[Begin RECORDS FOR THIS TASK]
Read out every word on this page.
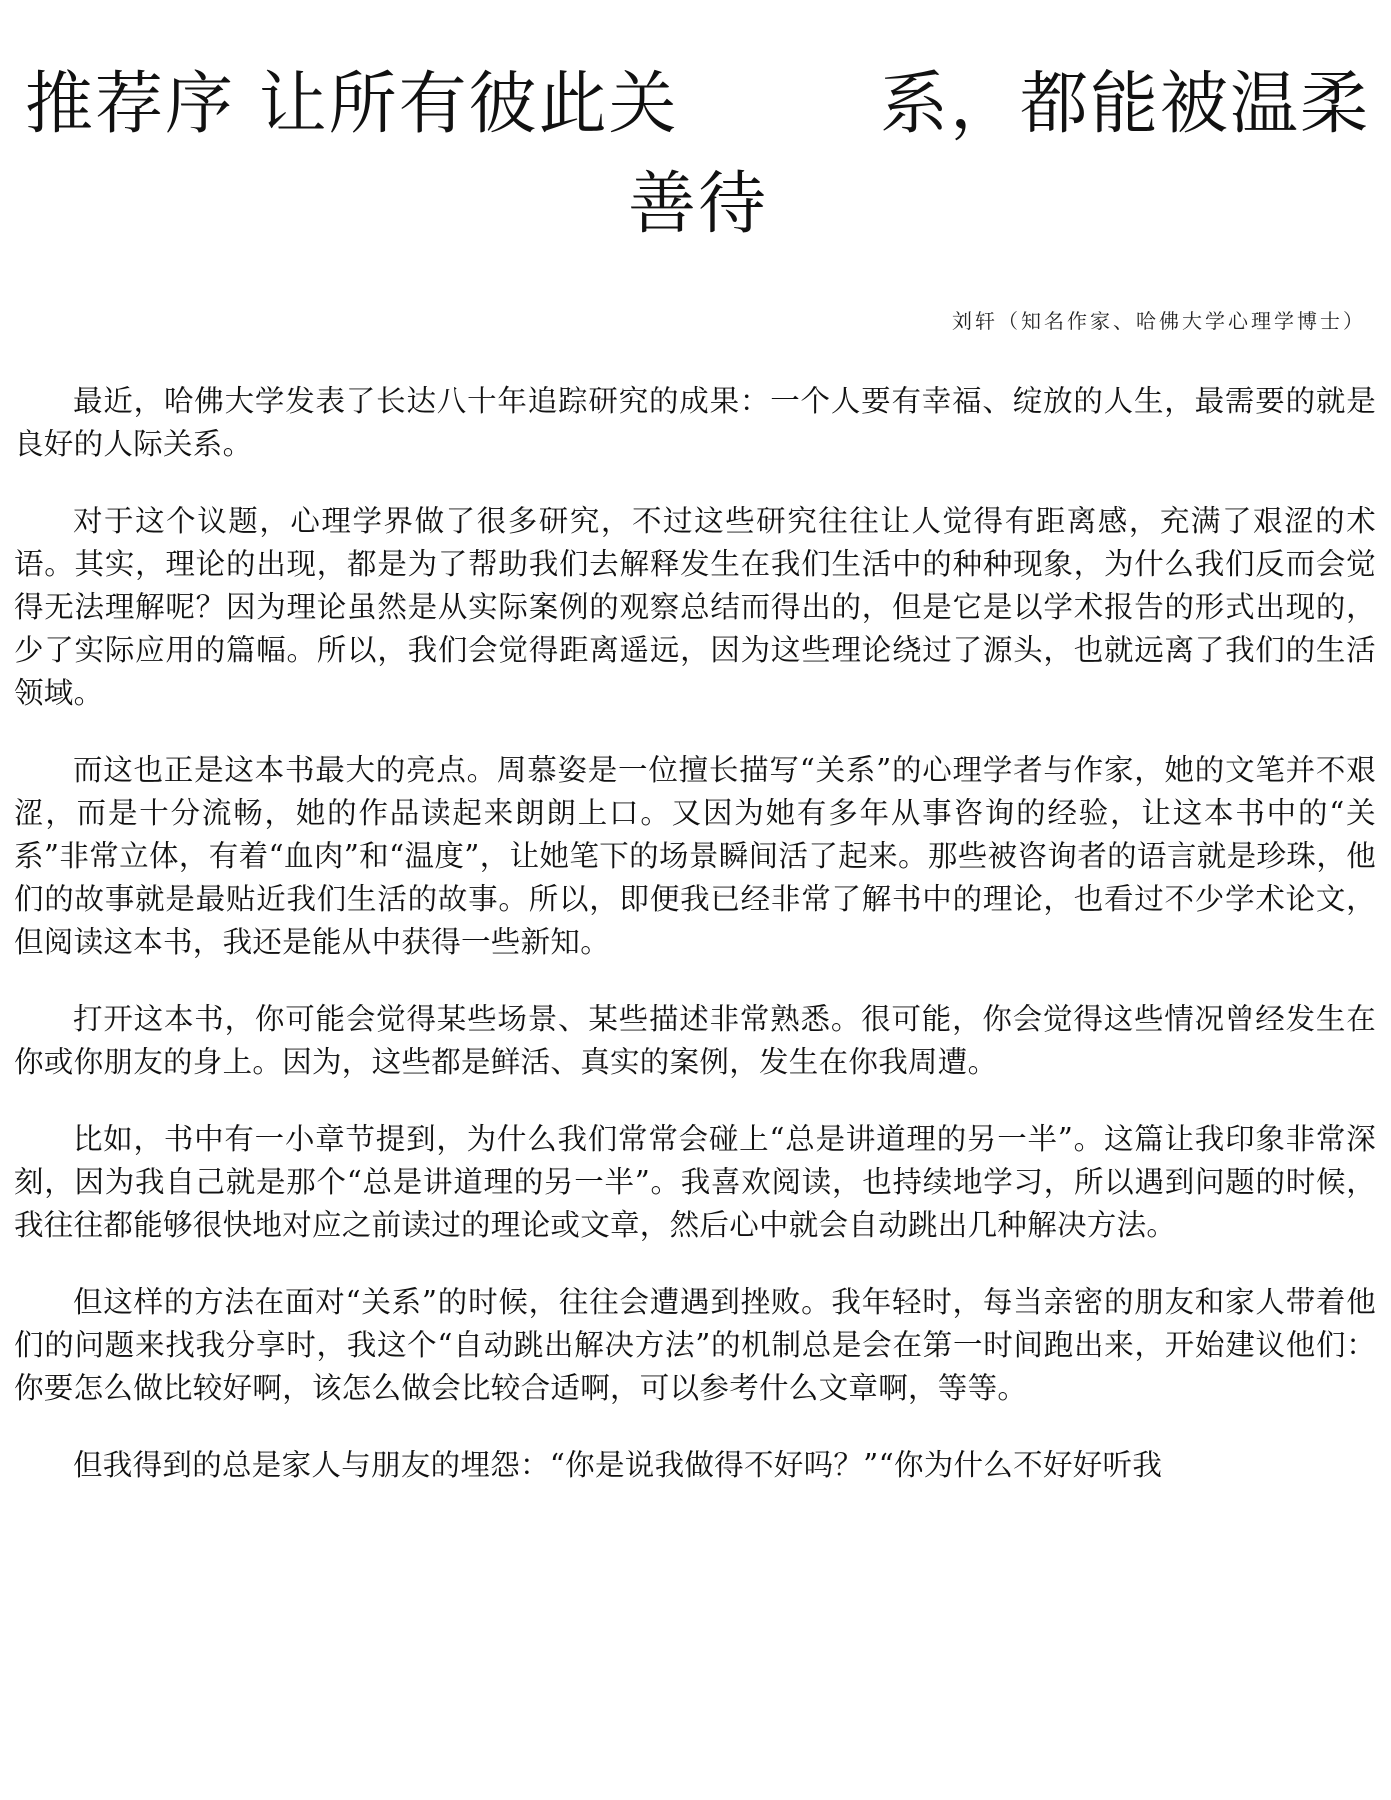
推荐序 让所有彼此关	系，都能被温柔
善待
刘轩（知名作家、哈佛大学心理学博士）

最近，哈佛大学发表了长达八十年追踪研究的成果：一个人要有幸福、绽放的人生，最需要的就是良好的人际关系。

对于这个议题，心理学界做了很多研究，不过这些研究往往让人觉得有距离感，充满了艰涩的术语。其实，理论的出现，都是为了帮助我们去解释发生在我们生活中的种种现象，为什么我们反而会觉得无法理解呢？因为理论虽然是从实际案例的观察总结而得出的，但是它是以学术报告的形式出现的，少了实际应用的篇幅。所以，我们会觉得距离遥远，因为这些理论绕过了源头，也就远离了我们的生活领域。

而这也正是这本书最大的亮点。周慕姿是一位擅长描写“关系”的心理学者与作家，她的文笔并不艰涩，而是十分流畅，她的作品读起来朗朗上口。又因为她有多年从事咨询的经验，让这本书中的“关系”非常立体，有着“血肉”和“温度”，让她笔下的场景瞬间活了起来。那些被咨询者的语言就是珍珠，他们的故事就是最贴近我们生活的故事。所以，即便我已经非常了解书中的理论，也看过不少学术论文，但阅读这本书，我还是能从中获得一些新知。

打开这本书，你可能会觉得某些场景、某些描述非常熟悉。很可能，你会觉得这些情况曾经发生在你或你朋友的身上。因为，这些都是鲜活、真实的案例，发生在你我周遭。

比如，书中有一小章节提到，为什么我们常常会碰上“总是讲道理的另一半”。这篇让我印象非常深刻，因为我自己就是那个“总是讲道理的另一半”。我喜欢阅读，也持续地学习，所以遇到问题的时候，我往往都能够很快地对应之前读过的理论或文章，然后心中就会自动跳出几种解决方法。

但这样的方法在面对“关系”的时候，往往会遭遇到挫败。我年轻时，每当亲密的朋友和家人带着他们的问题来找我分享时，我这个“自动跳出解决方法”的机制总是会在第一时间跑出来，开始建议他们：你要怎么做比较好啊，该怎么做会比较合适啊，可以参考什么文章啊，等等。

但我得到的总是家人与朋友的埋怨：“你是说我做得不好吗？”“你为什么不好好听我
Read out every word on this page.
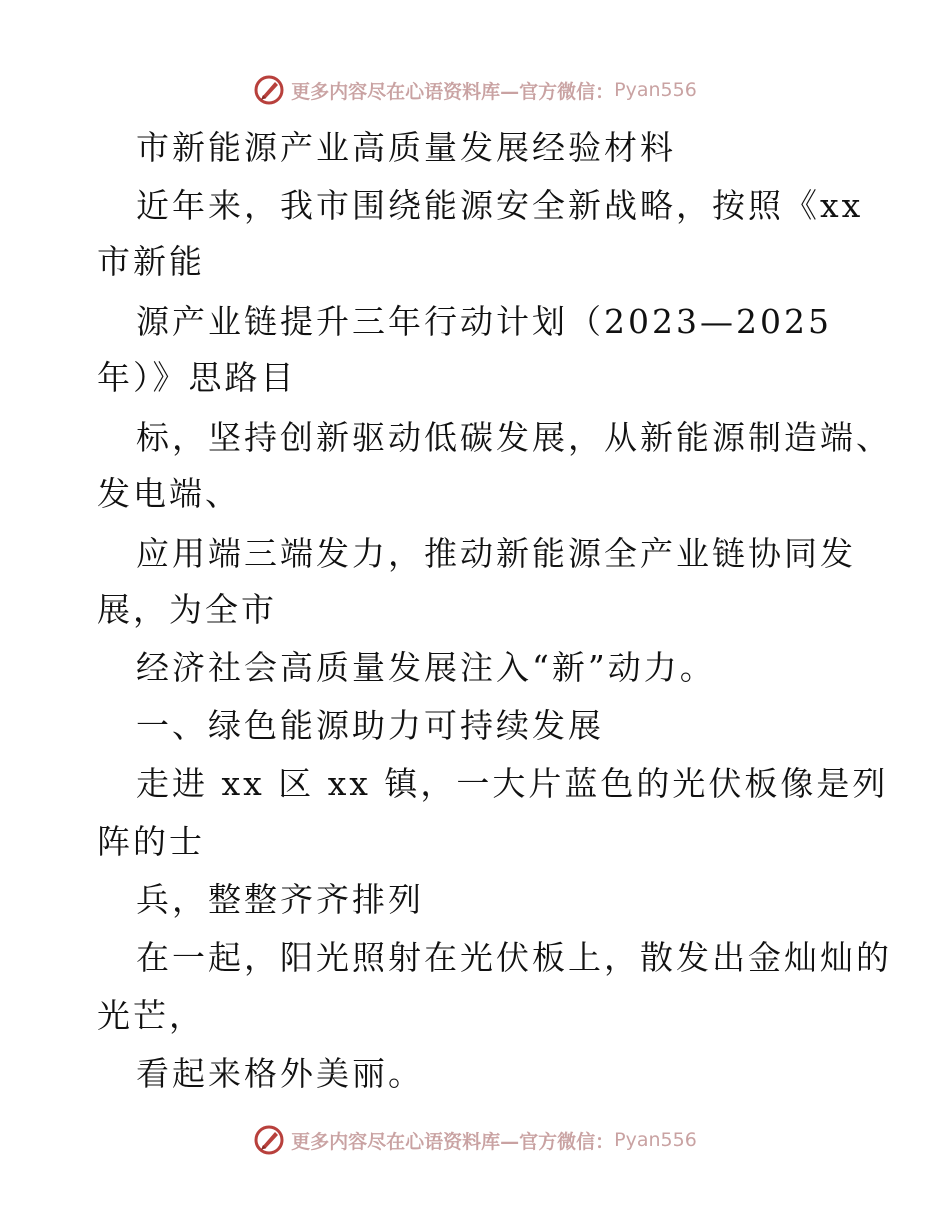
更多内容尽在心语资料库—官方微信： Pyan556
市新能源产业高质量发展经验材料
近年来，我市围绕能源安全新战略，按照《xx
市新能
源产业链提升三年行动计划（2023—2025
年）》思路目
标，坚持创新驱动低碳发展，从新能源制造端、
发电端、
应用端三端发力，推动新能源全产业链协同发
展，为全市
经济社会高质量发展注入“新”动力。
一、绿色能源助力可持续发展
走进 xx 区 xx 镇，一大片蓝色的光伏板像是列
阵的士
兵，整整齐齐排列
在一起，阳光照射在光伏板上，散发出金灿灿的
光芒，
看起来格外美丽。
更多内容尽在心语资料库—官方微信： Pyan556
[End RECORDS FOR THIS TASK]
* TASK INSTRUCTIONS: Write out every record above exactly as it stands, but leave out the pictures.

* FULL RESPONSE:
Read out every word on this page.
推荐序 让所有彼此关	系，都能被温柔
善待
刘轩（知名作家、哈佛大学心理学博士）

最近，哈佛大学发表了长达八十年追踪研究的成果：一个人要有幸福、绽放的人生，最需要的就是良好的人际关系。

对于这个议题，心理学界做了很多研究，不过这些研究往往让人觉得有距离感，充满了艰涩的术语。其实，理论的出现，都是为了帮助我们去解释发生在我们生活中的种种现象，为什么我们反而会觉得无法理解呢？因为理论虽然是从实际案例的观察总结而得出的，但是它是以学术报告的形式出现的，少了实际应用的篇幅。所以，我们会觉得距离遥远，因为这些理论绕过了源头，也就远离了我们的生活领域。

而这也正是这本书最大的亮点。周慕姿是一位擅长描写“关系”的心理学者与作家，她的文笔并不艰涩，而是十分流畅，她的作品读起来朗朗上口。又因为她有多年从事咨询的经验，让这本书中的“关系”非常立体，有着“血肉”和“温度”，让她笔下的场景瞬间活了起来。那些被咨询者的语言就是珍珠，他们的故事就是最贴近我们生活的故事。所以，即便我已经非常了解书中的理论，也看过不少学术论文，但阅读这本书，我还是能从中获得一些新知。

打开这本书，你可能会觉得某些场景、某些描述非常熟悉。很可能，你会觉得这些情况曾经发生在你或你朋友的身上。因为，这些都是鲜活、真实的案例，发生在你我周遭。

比如，书中有一小章节提到，为什么我们常常会碰上“总是讲道理的另一半”。这篇让我印象非常深刻，因为我自己就是那个“总是讲道理的另一半”。我喜欢阅读，也持续地学习，所以遇到问题的时候，我往往都能够很快地对应之前读过的理论或文章，然后心中就会自动跳出几种解决方法。

但这样的方法在面对“关系”的时候，往往会遭遇到挫败。我年轻时，每当亲密的朋友和家人带着他们的问题来找我分享时，我这个“自动跳出解决方法”的机制总是会在第一时间跑出来，开始建议他们：你要怎么做比较好啊，该怎么做会比较合适啊，可以参考什么文章啊，等等。

但我得到的总是家人与朋友的埋怨：“你是说我做得不好吗？”“你为什么不好好听我
Read out every word on this page.
更多内容尽在心语资料库—官方微信： Pyan556
市新能源产业高质量发展经验材料
近年来，我市围绕能源安全新战略，按照《xx
市新能
源产业链提升三年行动计划（2023—2025
年）》思路目
标，坚持创新驱动低碳发展，从新能源制造端、
发电端、
应用端三端发力，推动新能源全产业链协同发
展，为全市
经济社会高质量发展注入“新”动力。
一、绿色能源助力可持续发展
走进 xx 区 xx 镇，一大片蓝色的光伏板像是列
阵的士
兵，整整齐齐排列
在一起，阳光照射在光伏板上，散发出金灿灿的
光芒，
看起来格外美丽。
更多内容尽在心语资料库—官方微信： Pyan556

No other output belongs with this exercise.